__Text for analysis__
<<<<

About 100 claims for damages have been lodged by property owners, but more are expected.

Janne I. Hukkinen, professor of environmental policy at University of Helsinki, criticized the new environmental administration of Finland. The previous government established local ELY centres, which are responsible for employment and economic policy, transport and environmental monitoring. Thus, the local environmental agencies, which were previously governed independently, were placed under the jurisdiction of an officer responsible to the Ministry of Employment and the Economy. Indeed, the ministers responsible, Paula Lehtomäki and Jyri Häkämies, gave the responsibility for all the environmental permits and regulation of the Talvivaara mine to a single official. Häkämies, the Minister of Economic Affairs, resigned shortly after the event. Prof. Hukkinen demands that the independent environmental administration should be re-established such that it could be openly critical of business interests.

The Finnish Association for Nature Conservation (SLL) demanded closing of Talvivaara mine in May 2013.

==Safety at work==

At the beginning of 2012, an employee was killed in Talvivaara's Sotkamo site.
Preliminary reports say that the death was caused by a lethal concentration of hydrogen sulfide in the air. Authorities shut the plant down temporarily until some rudimentary safety mechanisms were installed. The plant was later cleared to continue operation, but with to the shutdown in November 2012, Tukes denied the permission to restart the processes, citing lacking safety evaluations for planned changes in the process equipment.

Later hydrogen sulfide poisoning was confirmed the cause of death of the worker. According to The Finnish Safety and Chemicals Agency (Tukes) deficiencies in the planning and safety control of the plant for the metal recovery were the cause of the accident. A lethal concentration of hydrogen sulfide was released outside the leach residue pond of the metal recovery plant. The mining company had already before noticed the hazard, but the reasons for increased concentrations of hydrogen sulfide were not found out systematically. Shortage of defining responsibilities, flow of information, operations and working habits of the organisation were also discovered in the investigation by Tukes.

High H_{2}S concentration in air was the reason of the death. Acci Map safety analyses developed by Tukes found the safety risk not included in the company risk analyses. While the immediate reason was the accidentally open valve, the reason was the consequences this caused in the plant process. The automatic pump mixed solutions that evolved large amounts of CO_{2} gas. The releasing gas mixture including H_{2}S burst out from the storage vessel. Calm weather did not disperse the emission.

== Public relations ==
The company did not inform the environmental administration of the potential uranium leak risk before starting operations.

When birds were killed in the pond, the company tried to contain the spread of information of the event, and sued, unsuccessfully, the person who noticed the event and informed the administration.

Talvivaara promised to publish the VTT study report that was ready in March 2013, but did not immediately publish it. Parts selected by the board of directors were published at the end of April. It revealed that Talvivaara had intentionally pumped unneutralized, highly acidic metal solution into the gypsum pond, which was intended only for neutralized tailings. This was contrary to the environmental permit and thus illegal by itself. The higher acidity allowed much higher concentrations of toxic metals to dissolve and spread into the environment when a leak occurred. Talvivaara had attempted to conceal this from the public and the government, hindering for instance the EU inquiry.

== Talvivaara activism ==
There are two Talvivaara activist groups: The Talvivaara Expert Group (Talvivaara asiantuntijaryhmä) and Stop Talvivaara group (www.talvivaara.org). The former is centered around consultants and recently reformed universities and does not publish its information. The latter is a grass-root organization with a public site.

>>>>

__Task goal__
List every person named in the text on the Talvivaara mine.

__Dataset entries__
<<<<

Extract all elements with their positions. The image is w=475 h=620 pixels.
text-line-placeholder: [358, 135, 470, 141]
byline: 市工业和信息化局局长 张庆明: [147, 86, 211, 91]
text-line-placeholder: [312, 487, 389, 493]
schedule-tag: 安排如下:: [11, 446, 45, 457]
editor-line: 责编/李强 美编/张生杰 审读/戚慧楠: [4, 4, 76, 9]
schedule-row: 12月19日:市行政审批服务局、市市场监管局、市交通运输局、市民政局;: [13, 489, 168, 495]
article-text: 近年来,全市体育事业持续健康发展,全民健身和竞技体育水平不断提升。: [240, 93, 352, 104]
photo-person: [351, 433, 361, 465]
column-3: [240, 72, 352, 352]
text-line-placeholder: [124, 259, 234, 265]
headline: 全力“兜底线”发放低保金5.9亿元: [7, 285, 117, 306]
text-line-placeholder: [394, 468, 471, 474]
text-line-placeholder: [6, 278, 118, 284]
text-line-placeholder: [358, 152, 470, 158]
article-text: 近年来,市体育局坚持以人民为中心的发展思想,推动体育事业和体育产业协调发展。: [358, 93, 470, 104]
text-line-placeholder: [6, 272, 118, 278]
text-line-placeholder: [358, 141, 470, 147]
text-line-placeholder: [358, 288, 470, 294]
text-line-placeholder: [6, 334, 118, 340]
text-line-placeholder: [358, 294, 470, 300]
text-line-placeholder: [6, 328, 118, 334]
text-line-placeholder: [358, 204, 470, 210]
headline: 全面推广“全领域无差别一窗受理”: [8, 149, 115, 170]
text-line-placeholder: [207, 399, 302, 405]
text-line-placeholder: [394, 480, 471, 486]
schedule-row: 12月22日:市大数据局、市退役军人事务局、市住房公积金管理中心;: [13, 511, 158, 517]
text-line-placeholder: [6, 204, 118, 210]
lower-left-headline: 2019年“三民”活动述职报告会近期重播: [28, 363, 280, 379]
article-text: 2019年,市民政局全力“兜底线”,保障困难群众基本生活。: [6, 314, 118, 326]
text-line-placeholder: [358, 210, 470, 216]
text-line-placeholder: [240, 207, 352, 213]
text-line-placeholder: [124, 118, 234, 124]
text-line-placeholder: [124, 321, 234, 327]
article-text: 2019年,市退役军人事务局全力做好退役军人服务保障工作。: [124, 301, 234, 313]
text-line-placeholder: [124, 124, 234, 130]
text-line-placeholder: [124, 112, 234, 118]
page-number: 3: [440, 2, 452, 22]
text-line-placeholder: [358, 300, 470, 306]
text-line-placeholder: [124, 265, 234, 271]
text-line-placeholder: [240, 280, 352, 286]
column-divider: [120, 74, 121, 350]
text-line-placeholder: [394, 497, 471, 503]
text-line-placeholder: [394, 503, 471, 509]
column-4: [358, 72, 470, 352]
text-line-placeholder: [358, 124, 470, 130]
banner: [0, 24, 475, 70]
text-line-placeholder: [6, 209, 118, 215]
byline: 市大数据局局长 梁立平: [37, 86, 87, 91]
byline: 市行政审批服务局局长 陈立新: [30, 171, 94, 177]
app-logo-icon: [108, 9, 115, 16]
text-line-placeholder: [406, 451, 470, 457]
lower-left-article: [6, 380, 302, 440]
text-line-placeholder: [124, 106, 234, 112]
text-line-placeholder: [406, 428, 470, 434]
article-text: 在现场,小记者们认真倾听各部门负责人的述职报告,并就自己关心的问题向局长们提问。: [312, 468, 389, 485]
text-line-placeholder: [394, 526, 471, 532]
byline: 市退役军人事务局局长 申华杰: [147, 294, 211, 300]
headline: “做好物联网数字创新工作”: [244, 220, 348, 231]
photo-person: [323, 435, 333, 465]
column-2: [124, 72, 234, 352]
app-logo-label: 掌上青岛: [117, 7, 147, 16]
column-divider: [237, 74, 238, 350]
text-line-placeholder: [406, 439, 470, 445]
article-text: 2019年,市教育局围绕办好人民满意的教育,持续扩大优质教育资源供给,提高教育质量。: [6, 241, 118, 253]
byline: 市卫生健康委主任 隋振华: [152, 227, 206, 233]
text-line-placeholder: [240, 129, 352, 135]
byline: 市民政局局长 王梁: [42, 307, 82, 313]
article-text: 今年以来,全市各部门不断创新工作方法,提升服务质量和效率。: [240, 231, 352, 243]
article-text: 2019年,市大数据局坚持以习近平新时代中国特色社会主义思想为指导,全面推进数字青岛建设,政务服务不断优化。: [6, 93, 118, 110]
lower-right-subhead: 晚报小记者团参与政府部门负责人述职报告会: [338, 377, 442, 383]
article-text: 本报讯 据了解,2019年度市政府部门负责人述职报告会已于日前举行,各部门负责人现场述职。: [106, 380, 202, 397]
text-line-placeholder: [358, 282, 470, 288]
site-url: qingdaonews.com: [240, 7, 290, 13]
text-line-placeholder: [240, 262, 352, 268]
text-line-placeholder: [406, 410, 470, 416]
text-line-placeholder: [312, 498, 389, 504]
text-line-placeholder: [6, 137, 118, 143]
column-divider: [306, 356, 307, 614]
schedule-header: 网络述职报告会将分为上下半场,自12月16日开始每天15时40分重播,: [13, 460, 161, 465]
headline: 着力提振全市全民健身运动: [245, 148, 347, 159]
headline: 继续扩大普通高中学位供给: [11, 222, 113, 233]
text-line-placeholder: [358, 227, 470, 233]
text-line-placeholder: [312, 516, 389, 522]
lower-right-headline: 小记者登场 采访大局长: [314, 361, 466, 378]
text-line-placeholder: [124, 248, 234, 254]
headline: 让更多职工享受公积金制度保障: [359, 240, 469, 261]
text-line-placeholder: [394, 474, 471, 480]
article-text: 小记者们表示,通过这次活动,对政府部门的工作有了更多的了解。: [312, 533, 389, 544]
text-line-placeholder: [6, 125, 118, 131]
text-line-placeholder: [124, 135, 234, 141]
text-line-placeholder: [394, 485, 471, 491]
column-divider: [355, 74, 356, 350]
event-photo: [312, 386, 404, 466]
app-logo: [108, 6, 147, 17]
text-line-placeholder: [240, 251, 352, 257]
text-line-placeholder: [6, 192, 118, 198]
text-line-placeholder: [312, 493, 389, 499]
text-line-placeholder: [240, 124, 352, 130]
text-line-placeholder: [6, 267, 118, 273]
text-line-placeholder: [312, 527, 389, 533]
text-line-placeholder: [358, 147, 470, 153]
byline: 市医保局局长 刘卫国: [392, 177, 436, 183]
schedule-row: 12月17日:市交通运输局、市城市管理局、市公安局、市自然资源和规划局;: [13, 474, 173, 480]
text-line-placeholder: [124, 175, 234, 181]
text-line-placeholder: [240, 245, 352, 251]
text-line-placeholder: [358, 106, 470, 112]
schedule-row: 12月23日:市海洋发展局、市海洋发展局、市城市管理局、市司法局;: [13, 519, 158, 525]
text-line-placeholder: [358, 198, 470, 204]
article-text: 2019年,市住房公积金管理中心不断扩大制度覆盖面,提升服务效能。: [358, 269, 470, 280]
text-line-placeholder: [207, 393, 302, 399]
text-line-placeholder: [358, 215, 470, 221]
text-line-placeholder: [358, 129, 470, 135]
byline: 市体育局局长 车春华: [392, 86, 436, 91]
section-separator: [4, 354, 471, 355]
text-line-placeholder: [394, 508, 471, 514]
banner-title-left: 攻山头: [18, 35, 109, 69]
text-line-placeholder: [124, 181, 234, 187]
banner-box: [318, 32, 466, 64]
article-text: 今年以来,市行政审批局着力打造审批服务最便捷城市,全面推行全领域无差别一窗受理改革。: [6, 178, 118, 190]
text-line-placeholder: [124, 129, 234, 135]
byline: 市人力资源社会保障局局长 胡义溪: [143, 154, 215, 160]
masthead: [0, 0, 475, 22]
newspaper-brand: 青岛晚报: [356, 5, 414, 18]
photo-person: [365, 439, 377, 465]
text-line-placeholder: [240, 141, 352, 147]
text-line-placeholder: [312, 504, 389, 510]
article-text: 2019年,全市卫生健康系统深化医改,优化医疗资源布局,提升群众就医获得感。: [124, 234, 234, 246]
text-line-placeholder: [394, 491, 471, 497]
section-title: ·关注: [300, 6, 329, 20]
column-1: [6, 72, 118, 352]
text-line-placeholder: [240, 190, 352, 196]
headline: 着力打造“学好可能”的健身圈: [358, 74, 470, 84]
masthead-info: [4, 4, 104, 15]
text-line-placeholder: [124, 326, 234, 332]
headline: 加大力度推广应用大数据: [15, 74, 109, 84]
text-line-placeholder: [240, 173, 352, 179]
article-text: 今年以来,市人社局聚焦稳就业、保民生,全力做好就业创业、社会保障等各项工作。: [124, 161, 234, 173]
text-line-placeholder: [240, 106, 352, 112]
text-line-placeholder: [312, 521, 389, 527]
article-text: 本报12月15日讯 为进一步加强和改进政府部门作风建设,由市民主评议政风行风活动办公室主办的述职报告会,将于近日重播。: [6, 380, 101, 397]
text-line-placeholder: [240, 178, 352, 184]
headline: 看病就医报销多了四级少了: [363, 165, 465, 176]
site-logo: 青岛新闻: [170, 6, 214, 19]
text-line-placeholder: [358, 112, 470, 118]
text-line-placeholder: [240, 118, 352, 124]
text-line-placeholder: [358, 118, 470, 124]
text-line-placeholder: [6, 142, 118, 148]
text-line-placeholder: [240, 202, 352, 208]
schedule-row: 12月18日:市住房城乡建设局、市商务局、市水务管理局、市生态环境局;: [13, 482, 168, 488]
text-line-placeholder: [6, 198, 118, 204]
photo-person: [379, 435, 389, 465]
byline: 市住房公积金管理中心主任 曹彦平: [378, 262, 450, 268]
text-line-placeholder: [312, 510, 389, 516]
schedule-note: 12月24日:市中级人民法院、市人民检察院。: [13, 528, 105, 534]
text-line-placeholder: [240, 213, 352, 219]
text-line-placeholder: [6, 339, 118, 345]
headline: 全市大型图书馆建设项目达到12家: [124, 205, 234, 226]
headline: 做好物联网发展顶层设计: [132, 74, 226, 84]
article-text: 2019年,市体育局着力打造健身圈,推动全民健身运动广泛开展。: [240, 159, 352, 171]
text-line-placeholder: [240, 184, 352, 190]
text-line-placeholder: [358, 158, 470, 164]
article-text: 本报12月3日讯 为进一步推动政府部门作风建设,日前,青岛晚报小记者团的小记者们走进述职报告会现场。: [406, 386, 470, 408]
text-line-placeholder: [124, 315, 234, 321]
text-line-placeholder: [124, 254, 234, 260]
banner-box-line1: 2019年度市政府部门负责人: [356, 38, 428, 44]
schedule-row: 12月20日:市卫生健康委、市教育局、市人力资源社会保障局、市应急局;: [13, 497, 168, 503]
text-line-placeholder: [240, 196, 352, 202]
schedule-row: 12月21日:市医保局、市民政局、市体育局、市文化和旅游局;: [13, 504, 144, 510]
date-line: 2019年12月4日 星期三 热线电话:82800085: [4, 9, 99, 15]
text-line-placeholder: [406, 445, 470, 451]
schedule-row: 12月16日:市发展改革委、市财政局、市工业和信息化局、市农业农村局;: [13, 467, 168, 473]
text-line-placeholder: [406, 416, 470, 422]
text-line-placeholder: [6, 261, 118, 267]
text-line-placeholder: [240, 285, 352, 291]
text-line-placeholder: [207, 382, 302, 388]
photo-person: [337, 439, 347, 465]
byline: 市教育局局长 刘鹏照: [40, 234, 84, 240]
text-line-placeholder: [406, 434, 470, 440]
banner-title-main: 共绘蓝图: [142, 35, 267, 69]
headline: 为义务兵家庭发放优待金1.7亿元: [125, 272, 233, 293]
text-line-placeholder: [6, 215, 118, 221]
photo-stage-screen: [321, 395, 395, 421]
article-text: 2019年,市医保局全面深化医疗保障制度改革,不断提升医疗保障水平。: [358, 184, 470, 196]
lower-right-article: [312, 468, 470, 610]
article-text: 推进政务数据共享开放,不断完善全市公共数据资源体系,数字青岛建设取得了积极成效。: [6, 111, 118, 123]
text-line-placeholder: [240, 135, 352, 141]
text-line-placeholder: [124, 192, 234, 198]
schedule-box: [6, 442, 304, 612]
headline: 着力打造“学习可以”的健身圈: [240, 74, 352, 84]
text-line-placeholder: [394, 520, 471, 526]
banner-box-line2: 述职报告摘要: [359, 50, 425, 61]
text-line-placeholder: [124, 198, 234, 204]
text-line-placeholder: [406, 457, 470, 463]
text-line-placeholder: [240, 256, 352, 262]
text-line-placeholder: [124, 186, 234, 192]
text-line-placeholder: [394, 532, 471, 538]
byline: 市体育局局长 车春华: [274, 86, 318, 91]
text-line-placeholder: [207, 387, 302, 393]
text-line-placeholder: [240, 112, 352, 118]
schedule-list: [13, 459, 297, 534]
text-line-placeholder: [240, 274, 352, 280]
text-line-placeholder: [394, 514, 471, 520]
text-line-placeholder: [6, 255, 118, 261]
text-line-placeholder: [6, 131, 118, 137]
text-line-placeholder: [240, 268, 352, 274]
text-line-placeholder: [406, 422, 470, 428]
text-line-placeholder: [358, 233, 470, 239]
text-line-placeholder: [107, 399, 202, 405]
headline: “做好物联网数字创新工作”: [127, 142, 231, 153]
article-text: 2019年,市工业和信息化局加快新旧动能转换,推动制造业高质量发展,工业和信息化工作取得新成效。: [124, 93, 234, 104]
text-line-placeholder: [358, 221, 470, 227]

>>>>

__Response box__
Janne I. Hukkinen
Paula Lehtomäki
Jyri Häkämies